* PROVIDED ENTRIES
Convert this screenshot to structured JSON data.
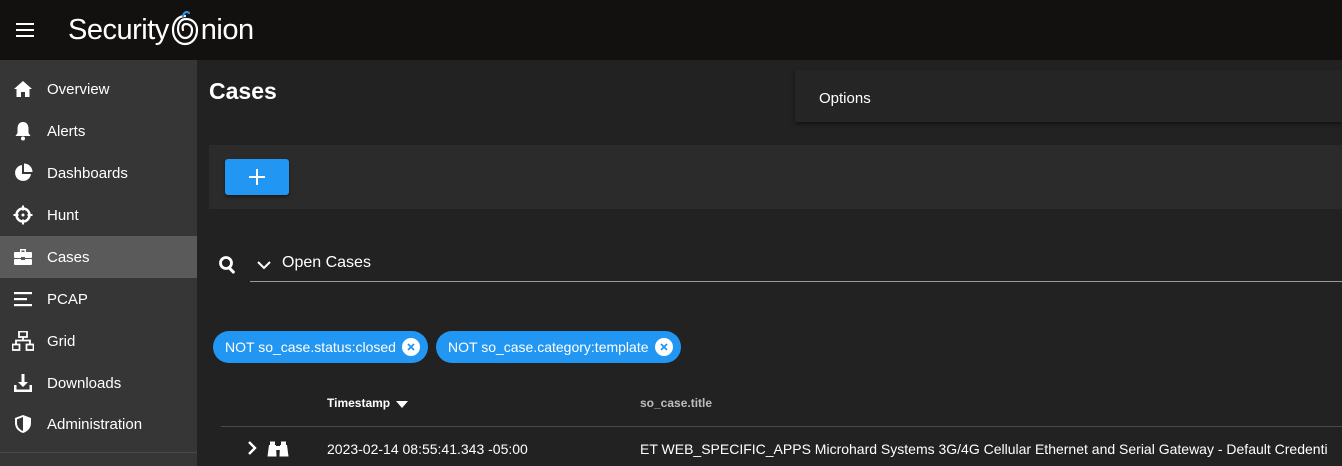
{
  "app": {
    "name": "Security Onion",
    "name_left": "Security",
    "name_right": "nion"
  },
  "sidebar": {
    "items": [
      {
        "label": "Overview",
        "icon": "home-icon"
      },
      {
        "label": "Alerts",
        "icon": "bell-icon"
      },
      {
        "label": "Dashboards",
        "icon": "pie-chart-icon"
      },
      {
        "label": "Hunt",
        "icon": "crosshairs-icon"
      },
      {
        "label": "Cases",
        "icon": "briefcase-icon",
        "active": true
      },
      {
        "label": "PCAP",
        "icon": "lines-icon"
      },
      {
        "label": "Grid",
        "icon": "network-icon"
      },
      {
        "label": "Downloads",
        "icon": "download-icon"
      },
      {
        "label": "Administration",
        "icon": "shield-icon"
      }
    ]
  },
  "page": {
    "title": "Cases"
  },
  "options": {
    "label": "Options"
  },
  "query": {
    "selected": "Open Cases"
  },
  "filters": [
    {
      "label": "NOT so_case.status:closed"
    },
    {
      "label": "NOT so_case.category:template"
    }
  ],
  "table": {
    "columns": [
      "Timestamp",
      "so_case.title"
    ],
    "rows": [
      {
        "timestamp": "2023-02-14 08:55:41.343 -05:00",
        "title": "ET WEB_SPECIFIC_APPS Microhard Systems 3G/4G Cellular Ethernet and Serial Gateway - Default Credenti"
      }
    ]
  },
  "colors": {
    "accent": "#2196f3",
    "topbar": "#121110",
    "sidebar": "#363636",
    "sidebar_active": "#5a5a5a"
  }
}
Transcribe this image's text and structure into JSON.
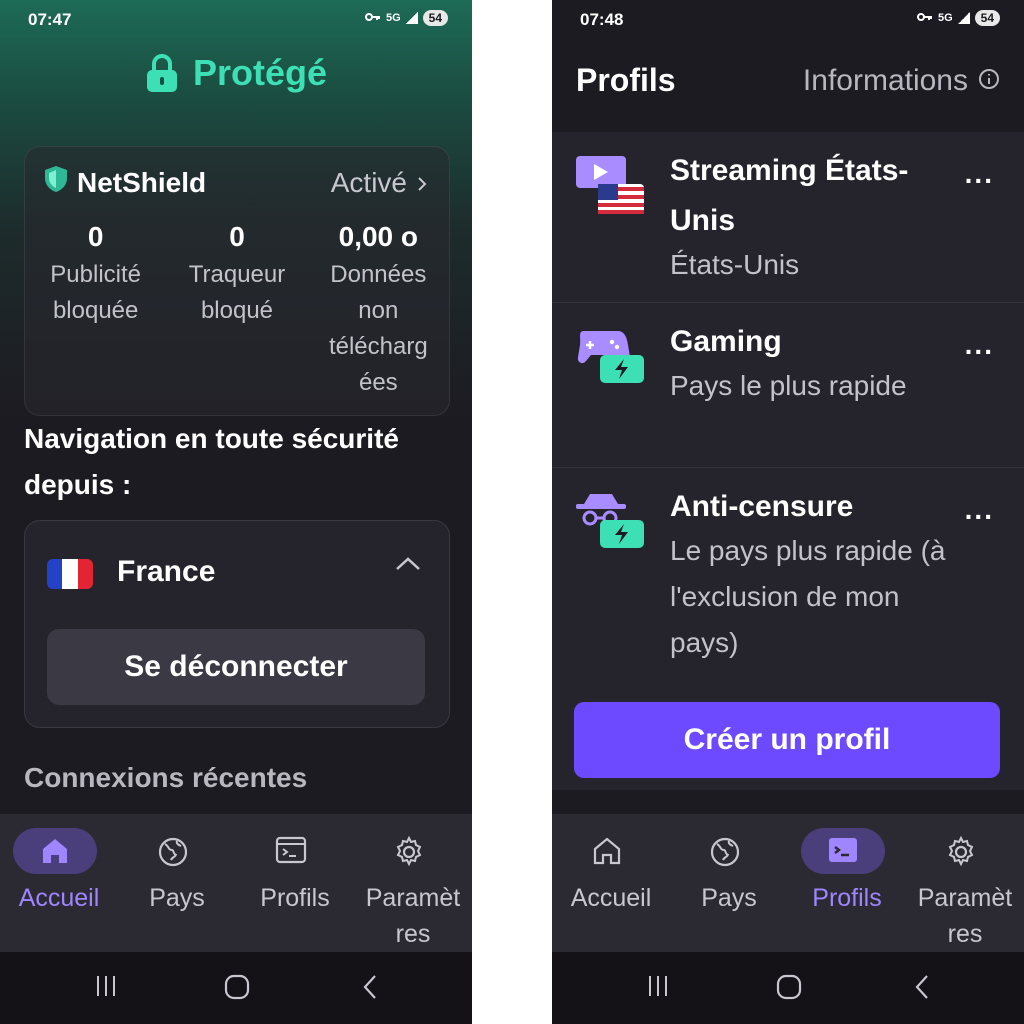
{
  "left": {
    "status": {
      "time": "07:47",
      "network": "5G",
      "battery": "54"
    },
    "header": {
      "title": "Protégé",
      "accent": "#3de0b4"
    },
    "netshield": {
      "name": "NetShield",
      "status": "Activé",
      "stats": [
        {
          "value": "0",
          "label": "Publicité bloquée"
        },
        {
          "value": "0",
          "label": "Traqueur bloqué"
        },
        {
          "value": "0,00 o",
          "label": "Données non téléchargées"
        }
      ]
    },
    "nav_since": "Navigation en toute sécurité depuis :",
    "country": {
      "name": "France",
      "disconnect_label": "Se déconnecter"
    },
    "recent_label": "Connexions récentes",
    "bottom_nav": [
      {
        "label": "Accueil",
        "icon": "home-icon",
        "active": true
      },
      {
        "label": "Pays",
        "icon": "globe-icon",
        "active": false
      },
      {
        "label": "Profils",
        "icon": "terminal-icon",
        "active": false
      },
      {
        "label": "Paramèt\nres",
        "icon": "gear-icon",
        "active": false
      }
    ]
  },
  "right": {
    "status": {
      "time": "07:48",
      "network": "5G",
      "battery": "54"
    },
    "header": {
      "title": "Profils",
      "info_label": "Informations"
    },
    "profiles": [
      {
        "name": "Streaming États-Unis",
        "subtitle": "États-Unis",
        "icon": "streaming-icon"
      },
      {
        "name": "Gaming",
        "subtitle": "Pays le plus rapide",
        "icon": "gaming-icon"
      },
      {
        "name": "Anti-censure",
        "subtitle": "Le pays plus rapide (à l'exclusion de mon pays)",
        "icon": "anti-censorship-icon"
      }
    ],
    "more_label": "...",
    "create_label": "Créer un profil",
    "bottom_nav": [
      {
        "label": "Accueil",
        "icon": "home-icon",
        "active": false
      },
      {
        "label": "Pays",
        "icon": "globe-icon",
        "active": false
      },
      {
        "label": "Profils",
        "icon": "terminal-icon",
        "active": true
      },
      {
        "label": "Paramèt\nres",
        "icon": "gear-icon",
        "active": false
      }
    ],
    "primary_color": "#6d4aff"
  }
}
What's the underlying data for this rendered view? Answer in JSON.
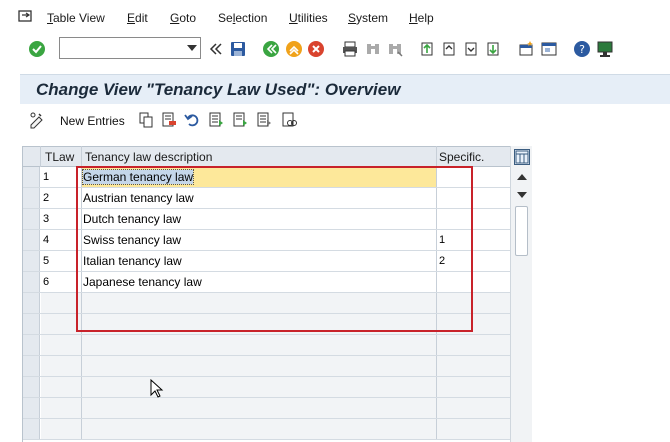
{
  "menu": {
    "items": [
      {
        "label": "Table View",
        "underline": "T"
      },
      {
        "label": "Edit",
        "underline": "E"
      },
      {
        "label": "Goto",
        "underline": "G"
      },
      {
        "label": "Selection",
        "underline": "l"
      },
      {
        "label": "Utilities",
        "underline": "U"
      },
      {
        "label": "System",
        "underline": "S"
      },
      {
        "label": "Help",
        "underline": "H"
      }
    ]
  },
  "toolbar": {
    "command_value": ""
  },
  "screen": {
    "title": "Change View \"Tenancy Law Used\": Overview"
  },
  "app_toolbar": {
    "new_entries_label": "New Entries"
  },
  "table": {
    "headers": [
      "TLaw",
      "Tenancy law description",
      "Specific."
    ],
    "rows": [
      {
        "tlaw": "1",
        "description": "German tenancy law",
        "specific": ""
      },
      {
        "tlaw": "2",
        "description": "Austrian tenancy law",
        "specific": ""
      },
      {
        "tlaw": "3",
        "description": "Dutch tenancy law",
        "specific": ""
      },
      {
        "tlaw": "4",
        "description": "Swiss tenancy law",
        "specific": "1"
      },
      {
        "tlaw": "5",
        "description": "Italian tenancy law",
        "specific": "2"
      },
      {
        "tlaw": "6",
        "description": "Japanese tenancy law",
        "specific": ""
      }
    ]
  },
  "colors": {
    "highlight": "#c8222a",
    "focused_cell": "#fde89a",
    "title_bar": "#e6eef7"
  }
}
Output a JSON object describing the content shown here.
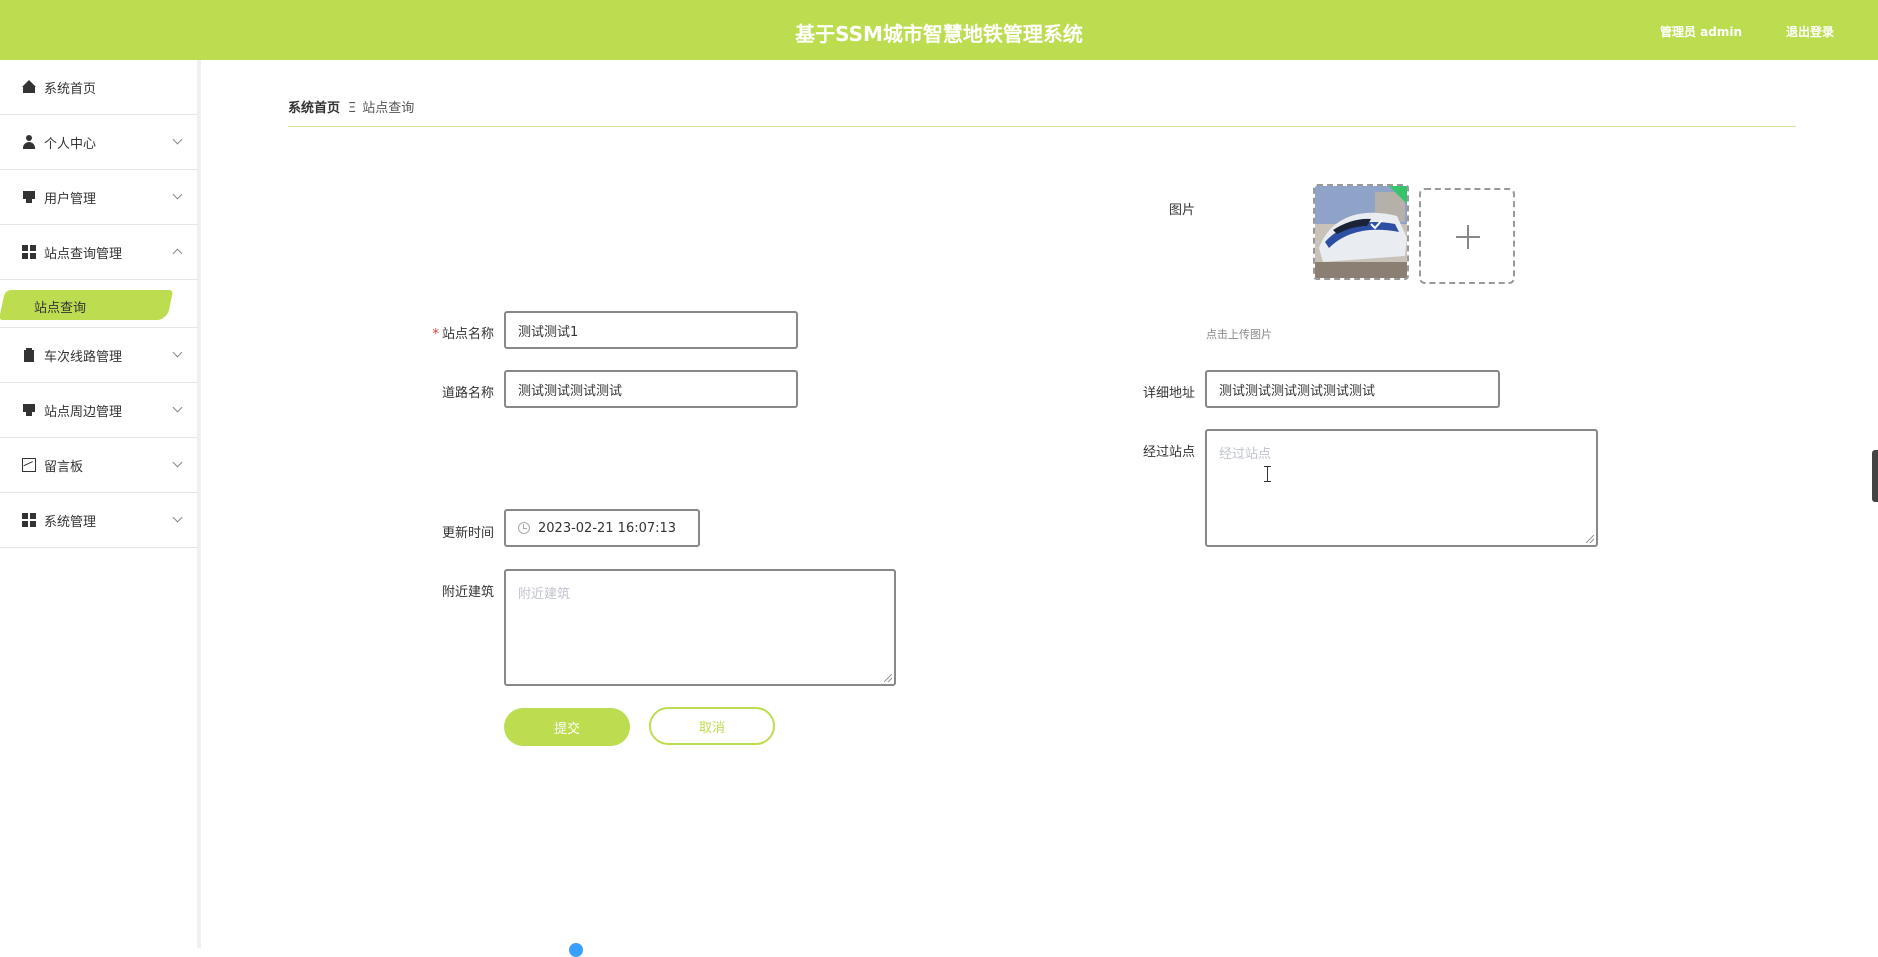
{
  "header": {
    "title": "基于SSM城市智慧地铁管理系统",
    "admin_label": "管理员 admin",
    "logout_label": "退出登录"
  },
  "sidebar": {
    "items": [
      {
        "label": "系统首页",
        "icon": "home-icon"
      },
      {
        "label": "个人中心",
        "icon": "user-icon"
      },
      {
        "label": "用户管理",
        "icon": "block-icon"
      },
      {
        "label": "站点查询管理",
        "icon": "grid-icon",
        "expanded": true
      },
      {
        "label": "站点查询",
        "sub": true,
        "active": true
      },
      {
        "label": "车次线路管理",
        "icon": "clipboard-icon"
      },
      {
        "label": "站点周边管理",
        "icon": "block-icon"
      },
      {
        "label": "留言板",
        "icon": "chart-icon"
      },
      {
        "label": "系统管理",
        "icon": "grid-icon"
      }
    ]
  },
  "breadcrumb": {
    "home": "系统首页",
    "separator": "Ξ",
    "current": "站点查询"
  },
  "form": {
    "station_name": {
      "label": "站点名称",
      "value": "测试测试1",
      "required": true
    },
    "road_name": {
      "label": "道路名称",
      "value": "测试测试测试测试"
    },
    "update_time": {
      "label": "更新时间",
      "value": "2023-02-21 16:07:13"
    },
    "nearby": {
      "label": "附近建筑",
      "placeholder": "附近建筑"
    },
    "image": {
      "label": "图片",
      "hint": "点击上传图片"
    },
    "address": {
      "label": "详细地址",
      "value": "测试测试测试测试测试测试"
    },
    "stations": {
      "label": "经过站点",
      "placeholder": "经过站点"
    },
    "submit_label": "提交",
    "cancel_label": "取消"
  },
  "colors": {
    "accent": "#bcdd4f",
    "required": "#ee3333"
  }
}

* TASK DIRECTIONS
Go through the data above and transcribe it in full, omitting any image.

* RESPONSE TO THE TASK
Convert this screenshot to structured JSON data.
{
  "app": {
    "name": "Security Onion",
    "name_left": "Security",
    "name_right": "nion"
  },
  "sidebar": {
    "items": [
      {
        "label": "Overview",
        "icon": "home-icon"
      },
      {
        "label": "Alerts",
        "icon": "bell-icon"
      },
      {
        "label": "Dashboards",
        "icon": "pie-chart-icon"
      },
      {
        "label": "Hunt",
        "icon": "crosshairs-icon"
      },
      {
        "label": "Cases",
        "icon": "briefcase-icon",
        "active": true
      },
      {
        "label": "PCAP",
        "icon": "lines-icon"
      },
      {
        "label": "Grid",
        "icon": "network-icon"
      },
      {
        "label": "Downloads",
        "icon": "download-icon"
      },
      {
        "label": "Administration",
        "icon": "shield-icon"
      }
    ]
  },
  "page": {
    "title": "Cases"
  },
  "options": {
    "label": "Options"
  },
  "query": {
    "selected": "Open Cases"
  },
  "filters": [
    {
      "label": "NOT so_case.status:closed"
    },
    {
      "label": "NOT so_case.category:template"
    }
  ],
  "table": {
    "columns": [
      "Timestamp",
      "so_case.title"
    ],
    "rows": [
      {
        "timestamp": "2023-02-14 08:55:41.343 -05:00",
        "title": "ET WEB_SPECIFIC_APPS Microhard Systems 3G/4G Cellular Ethernet and Serial Gateway - Default Credenti"
      }
    ]
  },
  "colors": {
    "accent": "#2196f3",
    "topbar": "#121110",
    "sidebar": "#363636",
    "sidebar_active": "#5a5a5a"
  }
}
Transcribe this image's text and structure into JSON.
{
  "left": {
    "status": {
      "time": "07:47",
      "network": "5G",
      "battery": "54"
    },
    "header": {
      "title": "Protégé",
      "accent": "#3de0b4"
    },
    "netshield": {
      "name": "NetShield",
      "status": "Activé",
      "stats": [
        {
          "value": "0",
          "label": "Publicité bloquée"
        },
        {
          "value": "0",
          "label": "Traqueur bloqué"
        },
        {
          "value": "0,00 o",
          "label": "Données non téléchargées"
        }
      ]
    },
    "nav_since": "Navigation en toute sécurité depuis :",
    "country": {
      "name": "France",
      "disconnect_label": "Se déconnecter"
    },
    "recent_label": "Connexions récentes",
    "bottom_nav": [
      {
        "label": "Accueil",
        "icon": "home-icon",
        "active": true
      },
      {
        "label": "Pays",
        "icon": "globe-icon",
        "active": false
      },
      {
        "label": "Profils",
        "icon": "terminal-icon",
        "active": false
      },
      {
        "label": "Paramèt\nres",
        "icon": "gear-icon",
        "active": false
      }
    ]
  },
  "right": {
    "status": {
      "time": "07:48",
      "network": "5G",
      "battery": "54"
    },
    "header": {
      "title": "Profils",
      "info_label": "Informations"
    },
    "profiles": [
      {
        "name": "Streaming États-Unis",
        "subtitle": "États-Unis",
        "icon": "streaming-icon"
      },
      {
        "name": "Gaming",
        "subtitle": "Pays le plus rapide",
        "icon": "gaming-icon"
      },
      {
        "name": "Anti-censure",
        "subtitle": "Le pays plus rapide (à l'exclusion de mon pays)",
        "icon": "anti-censorship-icon"
      }
    ],
    "more_label": "...",
    "create_label": "Créer un profil",
    "bottom_nav": [
      {
        "label": "Accueil",
        "icon": "home-icon",
        "active": false
      },
      {
        "label": "Pays",
        "icon": "globe-icon",
        "active": false
      },
      {
        "label": "Profils",
        "icon": "terminal-icon",
        "active": true
      },
      {
        "label": "Paramèt\nres",
        "icon": "gear-icon",
        "active": false
      }
    ],
    "primary_color": "#6d4aff"
  }
}
What's the underlying data for this rendered view? Answer in JSON.
{
  "menu": {
    "items": [
      {
        "label": "Table View",
        "underline": "T"
      },
      {
        "label": "Edit",
        "underline": "E"
      },
      {
        "label": "Goto",
        "underline": "G"
      },
      {
        "label": "Selection",
        "underline": "l"
      },
      {
        "label": "Utilities",
        "underline": "U"
      },
      {
        "label": "System",
        "underline": "S"
      },
      {
        "label": "Help",
        "underline": "H"
      }
    ]
  },
  "toolbar": {
    "command_value": ""
  },
  "screen": {
    "title": "Change View \"Tenancy Law Used\": Overview"
  },
  "app_toolbar": {
    "new_entries_label": "New Entries"
  },
  "table": {
    "headers": [
      "TLaw",
      "Tenancy law description",
      "Specific."
    ],
    "rows": [
      {
        "tlaw": "1",
        "description": "German tenancy law",
        "specific": ""
      },
      {
        "tlaw": "2",
        "description": "Austrian tenancy law",
        "specific": ""
      },
      {
        "tlaw": "3",
        "description": "Dutch tenancy law",
        "specific": ""
      },
      {
        "tlaw": "4",
        "description": "Swiss tenancy law",
        "specific": "1"
      },
      {
        "tlaw": "5",
        "description": "Italian tenancy law",
        "specific": "2"
      },
      {
        "tlaw": "6",
        "description": "Japanese tenancy law",
        "specific": ""
      }
    ]
  },
  "colors": {
    "highlight": "#c8222a",
    "focused_cell": "#fde89a",
    "title_bar": "#e6eef7"
  }
}
Output a JSON object describing the content shown here.
{
  "header": {
    "title": "基于SSM城市智慧地铁管理系统",
    "admin_label": "管理员 admin",
    "logout_label": "退出登录"
  },
  "sidebar": {
    "items": [
      {
        "label": "系统首页",
        "icon": "home-icon"
      },
      {
        "label": "个人中心",
        "icon": "user-icon"
      },
      {
        "label": "用户管理",
        "icon": "block-icon"
      },
      {
        "label": "站点查询管理",
        "icon": "grid-icon",
        "expanded": true
      },
      {
        "label": "站点查询",
        "sub": true,
        "active": true
      },
      {
        "label": "车次线路管理",
        "icon": "clipboard-icon"
      },
      {
        "label": "站点周边管理",
        "icon": "block-icon"
      },
      {
        "label": "留言板",
        "icon": "chart-icon"
      },
      {
        "label": "系统管理",
        "icon": "grid-icon"
      }
    ]
  },
  "breadcrumb": {
    "home": "系统首页",
    "separator": "Ξ",
    "current": "站点查询"
  },
  "form": {
    "station_name": {
      "label": "站点名称",
      "value": "测试测试1",
      "required": true
    },
    "road_name": {
      "label": "道路名称",
      "value": "测试测试测试测试"
    },
    "update_time": {
      "label": "更新时间",
      "value": "2023-02-21 16:07:13"
    },
    "nearby": {
      "label": "附近建筑",
      "placeholder": "附近建筑"
    },
    "image": {
      "label": "图片",
      "hint": "点击上传图片"
    },
    "address": {
      "label": "详细地址",
      "value": "测试测试测试测试测试测试"
    },
    "stations": {
      "label": "经过站点",
      "placeholder": "经过站点"
    },
    "submit_label": "提交",
    "cancel_label": "取消"
  },
  "colors": {
    "accent": "#bcdd4f",
    "required": "#ee3333"
  }
}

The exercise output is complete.